─── ARTICLE

Perform Generalized Procrustes Analysis (GPA) using the geomorph function gpagen to obtain Procrustes coordinates. GPA scales each shape to the same centroid size and optimally aligns the shapes (using translation and rotation) based on homologous points to remove differences due simply to differences in position and orientation.

# Get generalized Procrustes coordinates gpa_array <- gpagen(lm_array)$coords

Perform a (non-phylogenetic) principal components analysis (PCA) to identify the major axes of shape variation.

# Convert array to matrix for PCA gpa_mat <- t(apply(gpa_array, 3, function(y) matrix(t(y), 1))) # Perform non-phylogenetic PCA resEig <- eigen(cov(gpa_mat)) # Get PC scores scores <- gpa_mat %*% resEig$vectors # Get percent variance explained along each axis percent.var <- (resEig$values / sum(resEig$values))*100

In order to plot each backtransform shape we need to create a function that will take our shape coordinates and produce a graphic of the specimen or object. For example, the function could connect a series of neighboring landmarks to create an outline. How you draw the shape data depends on what kind of shape data you have and how you want the graphic to look, so you will have to create this function yourself. But the function included in this example should serve as a useful template.

You can name the function whatever you'd like. The example below is named 'plot_beak_lateral'. This function takes curve points along the bottom and top margin of the beak and creates a silhouette of the beak from a lateral view. The shape data that are input to this function are 3D so this function just takes a simple projection of the 3D shape onto the midline body plane. You could rotate the entire shape before taking the projection to get a top-down view instead of a lateral view.

The first two parameters to this function have to be the following:

- xy: a 2-column matrix of the PC scores where each backtransform shape will be drawn
- coor: a matrix of the shape coordinates for each backtransform shape (2-column for 2D and 3-column for 3D)

You can include any number of extra parameters that you would like to customize the shape drawing. In the example below there is a size parameter to adjust the overall size of each backtransform shape and a color parameter to specify the fill color of the beaks. The extra parameters that you specify will be passed along through the 'btShapes' function (the function you create will be called by 'btShapes') so they should differ from the input parameters to 'btShapes'.

──────
─── RECORDS PROVIDED

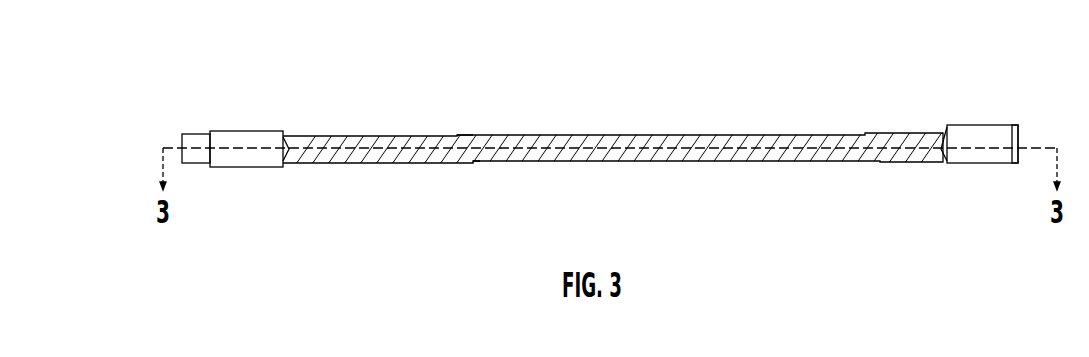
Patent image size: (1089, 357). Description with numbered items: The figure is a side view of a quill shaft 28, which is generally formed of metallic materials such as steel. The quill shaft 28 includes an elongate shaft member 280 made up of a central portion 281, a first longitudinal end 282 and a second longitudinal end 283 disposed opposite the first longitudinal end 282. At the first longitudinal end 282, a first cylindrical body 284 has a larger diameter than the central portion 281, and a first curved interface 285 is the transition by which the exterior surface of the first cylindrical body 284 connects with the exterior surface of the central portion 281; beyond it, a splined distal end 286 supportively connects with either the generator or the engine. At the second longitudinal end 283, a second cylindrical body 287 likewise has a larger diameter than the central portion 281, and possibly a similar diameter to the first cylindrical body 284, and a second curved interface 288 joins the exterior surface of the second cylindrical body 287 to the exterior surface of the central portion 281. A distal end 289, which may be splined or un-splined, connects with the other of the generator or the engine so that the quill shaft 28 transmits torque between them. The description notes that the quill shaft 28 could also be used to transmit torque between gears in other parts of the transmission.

The quill shaft 28 is at (373, 132).
The elongate shaft member 280 is at (328, 163).
The central portion 281 is at (552, 162).
The first longitudinal end 282 is at (221, 137).
The second longitudinal end 283 is at (1004, 132).
The first cylindrical body 284 is at (233, 142).
The first curved interface 285 is at (284, 135).
The splined distal end 286 is at (193, 142).
The second cylindrical body 287 is at (985, 137).
The second curved interface 288 is at (943, 130).
The distal end 289 is at (1010, 137).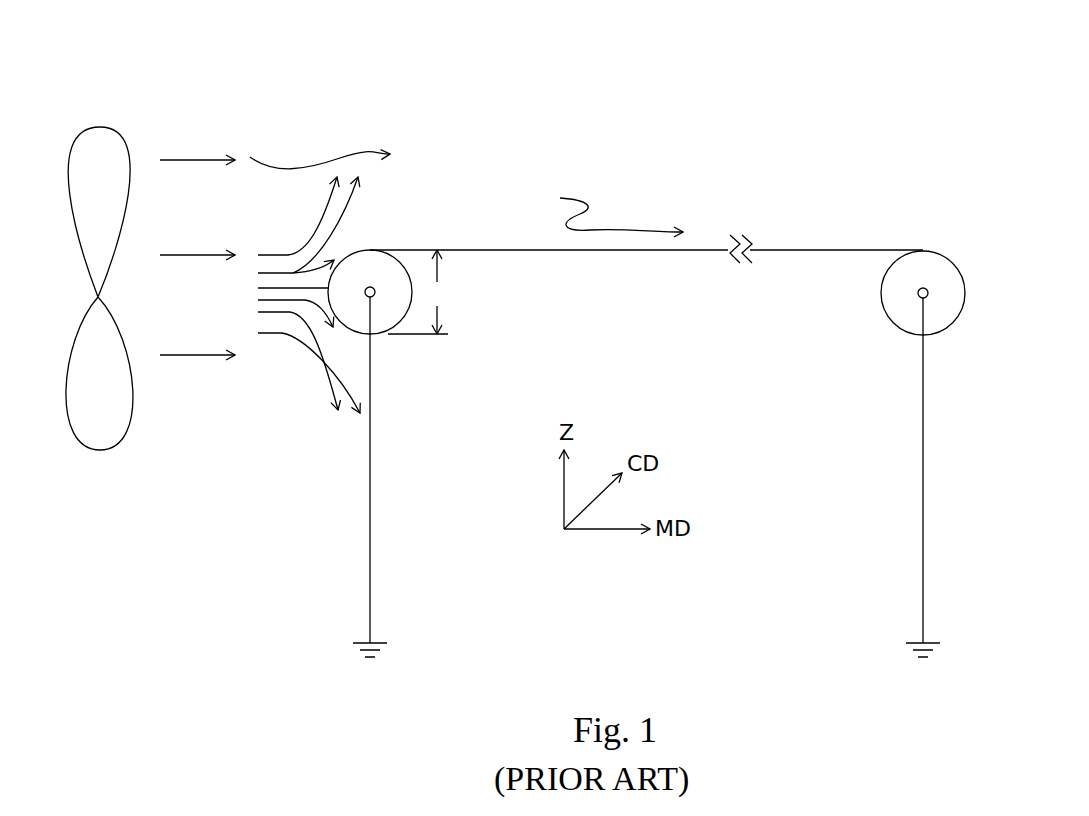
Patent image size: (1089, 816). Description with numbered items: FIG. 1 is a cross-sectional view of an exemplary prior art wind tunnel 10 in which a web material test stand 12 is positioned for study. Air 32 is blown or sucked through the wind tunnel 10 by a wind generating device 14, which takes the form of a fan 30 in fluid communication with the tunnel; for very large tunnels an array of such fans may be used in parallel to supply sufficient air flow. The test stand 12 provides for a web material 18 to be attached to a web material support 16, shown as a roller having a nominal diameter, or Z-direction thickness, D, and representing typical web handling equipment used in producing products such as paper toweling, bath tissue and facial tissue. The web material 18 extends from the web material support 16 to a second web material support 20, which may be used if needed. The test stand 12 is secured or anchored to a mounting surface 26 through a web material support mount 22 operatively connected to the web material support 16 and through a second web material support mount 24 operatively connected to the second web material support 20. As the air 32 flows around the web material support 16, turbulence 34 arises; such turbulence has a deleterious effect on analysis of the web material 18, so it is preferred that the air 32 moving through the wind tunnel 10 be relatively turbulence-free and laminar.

The wind tunnel 10 is at (975, 72).
The web material test stand 12 is at (960, 225).
The wind generating device 14 is at (143, 137).
The web material support 16 is at (387, 267).
The web material 18 is at (705, 250).
The second web material support 20 is at (950, 295).
The web material support mount 22 is at (371, 447).
The second web material support mount 24 is at (922, 466).
The mounting surface 26 is at (373, 641).
The fan 30 is at (113, 416).
The air 32 is at (247, 137).
The turbulence 34 is at (308, 398).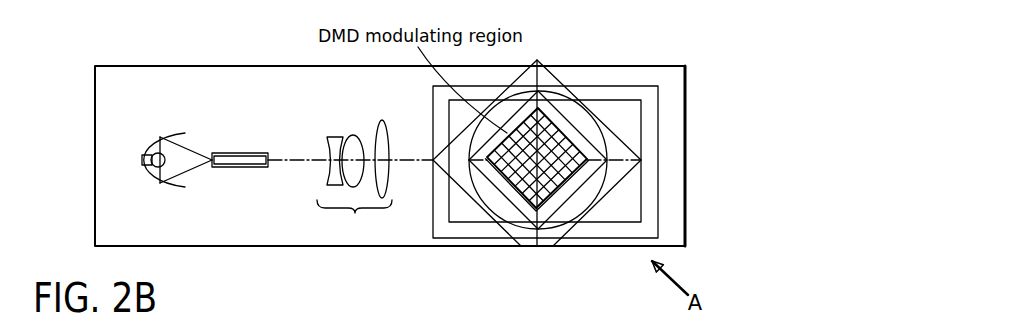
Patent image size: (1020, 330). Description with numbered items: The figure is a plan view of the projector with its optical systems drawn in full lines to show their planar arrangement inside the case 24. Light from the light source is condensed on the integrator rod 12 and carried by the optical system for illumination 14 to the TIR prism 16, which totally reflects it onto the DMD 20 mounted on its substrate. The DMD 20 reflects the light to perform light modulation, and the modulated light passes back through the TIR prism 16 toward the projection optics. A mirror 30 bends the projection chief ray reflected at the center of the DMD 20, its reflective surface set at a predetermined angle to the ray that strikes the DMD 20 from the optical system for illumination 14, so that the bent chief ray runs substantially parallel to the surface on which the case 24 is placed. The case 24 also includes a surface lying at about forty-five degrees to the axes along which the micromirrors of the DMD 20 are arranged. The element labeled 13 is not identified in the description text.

The integrator rod 12 is at (172, 131).
The rod integrator 13 is at (232, 152).
The optical system for illumination 14 is at (354, 178).
The TIR prism 16 is at (638, 98).
The DMD 20 is at (580, 130).
The case 24 is at (685, 117).
The mirror 30 is at (628, 172).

──────

◆ **STATED EXERCISE**
Extend the shape-analysis tutorial above, on Procrustes alignment and plotting backtransform shapes, starting right after its final sentence.

◆ **RESULT OF THE EXERCISE**
# Define function to draw shape plot_beak_lateral <- function(xy, coor, size=1, col='black'){ # If 3D, rotate points about x-axis using 3D rotation matrix if(ncol(coor) == 3){ coor <- coor %*% matrix(c(1,0,0, 0,cos(-pi/2),sin(-pi/2), 0,-sin(-pi/2),cos(-pi/2)), nrow=3, ncol=3) } # Get just x,y coordinates (orthographic projection into xy-plane) coor <- coor[, 1:2] # Get plot aspect ratio w <- par('pin')[1]/diff(par('usr')[1:2]) h <- par('pin')[2]/diff(par('usr')[3:4]) asp <- w/h # Correct for plot aspect ratio not necessarily being 1:1 coor[, 1] <- coor[, 1] * (1/asp) # Scale points and place back in position coor <- coor*size # Center about zero based on range of coordinates coor <- coor - matrix(colMeans(apply(coor, 2, range)), nrow=nrow(coor), ncol=ncol(coor), byrow=TRUE) # Move shape to PC score coor <- coor + matrix(xy, nrow(coor), ncol(coor), byrow=TRUE) # Set order in which to draw points to create polygon polygon_order <- c(which(grepl('upper_bill_culmen', rownames(coor))), rev(which(grepl('upper_bill_tomium_L', rownames(coor))))) # Create filled polygon polygon(coor[polygon_order, ], col=col, border=col) }

To use this function in other projects you might want to save this function to its own file, for example 'plot_beak_lateral.R' and then load the function at the start of your code using the 'source' function.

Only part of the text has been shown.